WHAT TO DO :: Copy the records below, changing every "legend-swatch" to "legend-chip" and leaving everything else untouched.
— Start of DATA SHOWN —
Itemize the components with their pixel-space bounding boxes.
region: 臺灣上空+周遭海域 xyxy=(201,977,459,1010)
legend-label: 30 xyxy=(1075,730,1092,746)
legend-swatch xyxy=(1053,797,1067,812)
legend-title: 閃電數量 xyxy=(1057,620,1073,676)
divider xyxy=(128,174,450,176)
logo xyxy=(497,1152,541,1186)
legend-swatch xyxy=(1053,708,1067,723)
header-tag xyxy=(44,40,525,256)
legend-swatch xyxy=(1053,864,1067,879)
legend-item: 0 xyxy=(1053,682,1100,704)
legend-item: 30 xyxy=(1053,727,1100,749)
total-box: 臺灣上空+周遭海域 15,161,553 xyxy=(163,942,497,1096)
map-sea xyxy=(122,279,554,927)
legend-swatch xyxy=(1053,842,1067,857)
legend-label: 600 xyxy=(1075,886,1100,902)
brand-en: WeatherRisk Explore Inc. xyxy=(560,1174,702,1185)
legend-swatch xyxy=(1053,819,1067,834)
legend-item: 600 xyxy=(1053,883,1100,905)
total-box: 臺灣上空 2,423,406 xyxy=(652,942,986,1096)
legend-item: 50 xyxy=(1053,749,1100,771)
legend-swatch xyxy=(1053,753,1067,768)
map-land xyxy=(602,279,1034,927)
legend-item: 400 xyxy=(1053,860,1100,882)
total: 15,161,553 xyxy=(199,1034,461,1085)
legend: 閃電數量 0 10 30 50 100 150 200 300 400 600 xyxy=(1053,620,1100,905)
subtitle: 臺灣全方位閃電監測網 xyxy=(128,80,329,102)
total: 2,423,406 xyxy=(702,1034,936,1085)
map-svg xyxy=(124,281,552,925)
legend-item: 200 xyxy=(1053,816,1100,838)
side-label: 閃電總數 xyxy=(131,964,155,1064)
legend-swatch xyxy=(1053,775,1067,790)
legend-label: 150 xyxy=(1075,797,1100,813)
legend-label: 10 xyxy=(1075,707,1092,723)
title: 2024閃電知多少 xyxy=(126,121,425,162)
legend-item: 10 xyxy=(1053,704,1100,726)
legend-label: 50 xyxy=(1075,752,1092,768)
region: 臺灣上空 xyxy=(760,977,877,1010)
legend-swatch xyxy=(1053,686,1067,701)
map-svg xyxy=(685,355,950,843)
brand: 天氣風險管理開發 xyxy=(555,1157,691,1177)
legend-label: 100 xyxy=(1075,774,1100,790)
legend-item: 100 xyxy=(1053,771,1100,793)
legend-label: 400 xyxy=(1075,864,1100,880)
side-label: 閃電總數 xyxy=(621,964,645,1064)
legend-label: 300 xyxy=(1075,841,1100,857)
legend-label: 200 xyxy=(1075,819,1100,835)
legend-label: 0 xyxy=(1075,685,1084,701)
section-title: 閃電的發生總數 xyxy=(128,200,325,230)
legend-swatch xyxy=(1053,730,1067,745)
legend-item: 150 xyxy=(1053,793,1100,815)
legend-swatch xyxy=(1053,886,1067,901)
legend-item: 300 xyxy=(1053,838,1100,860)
— End of DATA SHOWN —
TASK OUTPUT ::
Itemize the components with their pixel-space bounding boxes.
region: 臺灣上空+周遭海域 xyxy=(201,977,459,1010)
legend-label: 30 xyxy=(1075,730,1092,746)
legend-chip xyxy=(1053,797,1067,812)
legend-title: 閃電數量 xyxy=(1057,620,1073,676)
divider xyxy=(128,174,450,176)
logo xyxy=(497,1152,541,1186)
legend-chip xyxy=(1053,708,1067,723)
header-tag xyxy=(44,40,525,256)
legend-chip xyxy=(1053,864,1067,879)
legend-item: 0 xyxy=(1053,682,1100,704)
legend-item: 30 xyxy=(1053,727,1100,749)
total-box: 臺灣上空+周遭海域 15,161,553 xyxy=(163,942,497,1096)
map-sea xyxy=(122,279,554,927)
legend-chip xyxy=(1053,842,1067,857)
legend-label: 600 xyxy=(1075,886,1100,902)
brand-en: WeatherRisk Explore Inc. xyxy=(560,1174,702,1185)
legend-chip xyxy=(1053,819,1067,834)
legend-item: 600 xyxy=(1053,883,1100,905)
total-box: 臺灣上空 2,423,406 xyxy=(652,942,986,1096)
legend-item: 50 xyxy=(1053,749,1100,771)
legend-chip xyxy=(1053,753,1067,768)
map-land xyxy=(602,279,1034,927)
legend-item: 400 xyxy=(1053,860,1100,882)
total: 15,161,553 xyxy=(199,1034,461,1085)
legend: 閃電數量 0 10 30 50 100 150 200 300 400 600 xyxy=(1053,620,1100,905)
subtitle: 臺灣全方位閃電監測網 xyxy=(128,80,329,102)
total: 2,423,406 xyxy=(702,1034,936,1085)
map-svg xyxy=(124,281,552,925)
legend-item: 200 xyxy=(1053,816,1100,838)
side-label: 閃電總數 xyxy=(131,964,155,1064)
legend-chip xyxy=(1053,775,1067,790)
legend-label: 150 xyxy=(1075,797,1100,813)
legend-label: 10 xyxy=(1075,707,1092,723)
title: 2024閃電知多少 xyxy=(126,121,425,162)
legend-item: 10 xyxy=(1053,704,1100,726)
legend-label: 50 xyxy=(1075,752,1092,768)
region: 臺灣上空 xyxy=(760,977,877,1010)
legend-chip xyxy=(1053,686,1067,701)
map-svg xyxy=(685,355,950,843)
brand: 天氣風險管理開發 xyxy=(555,1157,691,1177)
legend-label: 100 xyxy=(1075,774,1100,790)
legend-item: 100 xyxy=(1053,771,1100,793)
legend-label: 400 xyxy=(1075,864,1100,880)
side-label: 閃電總數 xyxy=(621,964,645,1064)
legend-label: 300 xyxy=(1075,841,1100,857)
legend-label: 200 xyxy=(1075,819,1100,835)
legend-label: 0 xyxy=(1075,685,1084,701)
section-title: 閃電的發生總數 xyxy=(128,200,325,230)
legend-chip xyxy=(1053,730,1067,745)
legend-item: 150 xyxy=(1053,793,1100,815)
legend-chip xyxy=(1053,886,1067,901)
legend-item: 300 xyxy=(1053,838,1100,860)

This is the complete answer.